> Objective: Print the full listing exactly.

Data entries
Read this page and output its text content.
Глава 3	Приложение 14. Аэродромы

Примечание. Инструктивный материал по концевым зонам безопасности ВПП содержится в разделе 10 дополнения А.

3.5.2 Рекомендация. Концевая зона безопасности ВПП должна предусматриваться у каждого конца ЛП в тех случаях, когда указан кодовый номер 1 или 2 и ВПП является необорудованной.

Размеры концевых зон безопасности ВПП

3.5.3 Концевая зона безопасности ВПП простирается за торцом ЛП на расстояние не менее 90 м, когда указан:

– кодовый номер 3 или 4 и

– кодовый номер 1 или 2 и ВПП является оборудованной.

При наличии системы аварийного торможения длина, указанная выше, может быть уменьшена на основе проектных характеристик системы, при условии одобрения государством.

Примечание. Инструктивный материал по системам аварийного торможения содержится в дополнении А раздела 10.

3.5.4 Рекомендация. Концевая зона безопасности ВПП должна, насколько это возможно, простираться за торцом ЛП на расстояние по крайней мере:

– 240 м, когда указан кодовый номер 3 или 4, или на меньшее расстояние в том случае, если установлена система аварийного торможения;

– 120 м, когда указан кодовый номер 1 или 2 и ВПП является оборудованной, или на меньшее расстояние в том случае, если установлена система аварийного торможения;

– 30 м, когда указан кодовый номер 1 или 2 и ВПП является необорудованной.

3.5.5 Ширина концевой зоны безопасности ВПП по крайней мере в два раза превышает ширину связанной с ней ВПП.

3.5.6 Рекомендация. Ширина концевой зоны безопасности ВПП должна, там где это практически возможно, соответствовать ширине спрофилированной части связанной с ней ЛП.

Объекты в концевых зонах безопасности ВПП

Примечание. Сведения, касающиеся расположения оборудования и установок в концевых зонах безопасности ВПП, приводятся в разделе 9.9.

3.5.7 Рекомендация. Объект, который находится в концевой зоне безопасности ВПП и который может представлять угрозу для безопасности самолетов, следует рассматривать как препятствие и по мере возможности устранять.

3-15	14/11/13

> Solution to this task:
Read this page and output its text content.
Глава 3	Приложение 14. Аэродромы

Примечание. Инструктивный материал по концевым зонам безопасности ВПП содержится в разделе 10 дополнения А.

3.5.2 Рекомендация. Концевая зона безопасности ВПП должна предусматриваться у каждого конца ЛП в тех случаях, когда указан кодовый номер 1 или 2 и ВПП является необорудованной.

Размеры концевых зон безопасности ВПП

3.5.3 Концевая зона безопасности ВПП простирается за торцом ЛП на расстояние не менее 90 м, когда указан:

– кодовый номер 3 или 4 и

– кодовый номер 1 или 2 и ВПП является оборудованной.

При наличии системы аварийного торможения длина, указанная выше, может быть уменьшена на основе проектных характеристик системы, при условии одобрения государством.

Примечание. Инструктивный материал по системам аварийного торможения содержится в дополнении А раздела 10.

3.5.4 Рекомендация. Концевая зона безопасности ВПП должна, насколько это возможно, простираться за торцом ЛП на расстояние по крайней мере:

– 240 м, когда указан кодовый номер 3 или 4, или на меньшее расстояние в том случае, если установлена система аварийного торможения;

– 120 м, когда указан кодовый номер 1 или 2 и ВПП является оборудованной, или на меньшее расстояние в том случае, если установлена система аварийного торможения;

– 30 м, когда указан кодовый номер 1 или 2 и ВПП является необорудованной.

3.5.5 Ширина концевой зоны безопасности ВПП по крайней мере в два раза превышает ширину связанной с ней ВПП.

3.5.6 Рекомендация. Ширина концевой зоны безопасности ВПП должна, там где это практически возможно, соответствовать ширине спрофилированной части связанной с ней ЛП.

Объекты в концевых зонах безопасности ВПП

Примечание. Сведения, касающиеся расположения оборудования и установок в концевых зонах безопасности ВПП, приводятся в разделе 9.9.

3.5.7 Рекомендация. Объект, который находится в концевой зоне безопасности ВПП и который может представлять угрозу для безопасности самолетов, следует рассматривать как препятствие и по мере возможности устранять.

3-15	14/11/13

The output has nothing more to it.